=== What the task asks ===
Copy every line of the records below without changing anything.

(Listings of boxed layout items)
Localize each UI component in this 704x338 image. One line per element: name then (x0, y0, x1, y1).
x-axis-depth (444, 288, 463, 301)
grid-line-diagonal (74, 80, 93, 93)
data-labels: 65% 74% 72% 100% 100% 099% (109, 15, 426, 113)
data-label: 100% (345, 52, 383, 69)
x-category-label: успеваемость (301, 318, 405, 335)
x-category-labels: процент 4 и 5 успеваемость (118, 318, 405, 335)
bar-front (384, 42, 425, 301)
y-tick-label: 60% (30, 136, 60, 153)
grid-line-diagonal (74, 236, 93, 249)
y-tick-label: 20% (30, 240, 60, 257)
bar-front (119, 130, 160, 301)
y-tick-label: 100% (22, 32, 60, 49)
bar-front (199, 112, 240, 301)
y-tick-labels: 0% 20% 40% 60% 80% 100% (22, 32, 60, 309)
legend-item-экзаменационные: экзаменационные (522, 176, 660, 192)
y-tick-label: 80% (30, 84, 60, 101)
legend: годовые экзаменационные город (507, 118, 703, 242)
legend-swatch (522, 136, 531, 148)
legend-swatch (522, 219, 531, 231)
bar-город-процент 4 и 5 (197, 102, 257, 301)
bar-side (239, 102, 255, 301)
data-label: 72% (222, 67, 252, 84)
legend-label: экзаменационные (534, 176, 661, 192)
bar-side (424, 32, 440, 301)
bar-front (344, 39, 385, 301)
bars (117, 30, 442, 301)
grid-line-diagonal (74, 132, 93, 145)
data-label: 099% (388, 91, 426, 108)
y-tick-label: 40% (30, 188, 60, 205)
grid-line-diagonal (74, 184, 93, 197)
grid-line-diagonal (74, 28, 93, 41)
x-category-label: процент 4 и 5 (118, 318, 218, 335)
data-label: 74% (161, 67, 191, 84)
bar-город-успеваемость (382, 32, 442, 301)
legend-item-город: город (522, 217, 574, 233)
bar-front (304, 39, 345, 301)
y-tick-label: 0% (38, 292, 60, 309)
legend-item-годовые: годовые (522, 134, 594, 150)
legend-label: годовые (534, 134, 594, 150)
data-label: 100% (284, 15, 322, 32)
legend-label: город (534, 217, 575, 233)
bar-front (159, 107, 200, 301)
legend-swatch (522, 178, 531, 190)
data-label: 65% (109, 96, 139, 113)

=== Completed exercise ===
Localize each UI component in this 704x338 image. One line per element: name then (x0, y0, x1, y1).
x-axis-depth (444, 288, 463, 301)
grid-line-diagonal (74, 80, 93, 93)
data-labels: 65% 74% 72% 100% 100% 099% (109, 15, 426, 113)
data-label: 100% (345, 52, 383, 69)
x-category-label: успеваемость (301, 318, 405, 335)
x-category-labels: процент 4 и 5 успеваемость (118, 318, 405, 335)
bar-front (384, 42, 425, 301)
y-tick-label: 60% (30, 136, 60, 153)
grid-line-diagonal (74, 236, 93, 249)
y-tick-label: 20% (30, 240, 60, 257)
bar-front (119, 130, 160, 301)
y-tick-label: 100% (22, 32, 60, 49)
bar-front (199, 112, 240, 301)
y-tick-labels: 0% 20% 40% 60% 80% 100% (22, 32, 60, 309)
legend-item-экзаменационные: экзаменационные (522, 176, 660, 192)
y-tick-label: 80% (30, 84, 60, 101)
legend: годовые экзаменационные город (507, 118, 703, 242)
legend-swatch (522, 136, 531, 148)
legend-swatch (522, 219, 531, 231)
bar-город-процент 4 и 5 (197, 102, 257, 301)
bar-side (239, 102, 255, 301)
data-label: 72% (222, 67, 252, 84)
legend-label: экзаменационные (534, 176, 661, 192)
bar-side (424, 32, 440, 301)
bar-front (344, 39, 385, 301)
bars (117, 30, 442, 301)
grid-line-diagonal (74, 132, 93, 145)
data-label: 099% (388, 91, 426, 108)
y-tick-label: 40% (30, 188, 60, 205)
grid-line-diagonal (74, 184, 93, 197)
grid-line-diagonal (74, 28, 93, 41)
x-category-label: процент 4 и 5 (118, 318, 218, 335)
data-label: 74% (161, 67, 191, 84)
bar-город-успеваемость (382, 32, 442, 301)
legend-item-город: город (522, 217, 574, 233)
bar-front (304, 39, 345, 301)
y-tick-label: 0% (38, 292, 60, 309)
legend-item-годовые: годовые (522, 134, 594, 150)
legend-label: годовые (534, 134, 594, 150)
data-label: 100% (284, 15, 322, 32)
legend-label: город (534, 217, 575, 233)
bar-front (159, 107, 200, 301)
legend-swatch (522, 178, 531, 190)
data-label: 65% (109, 96, 139, 113)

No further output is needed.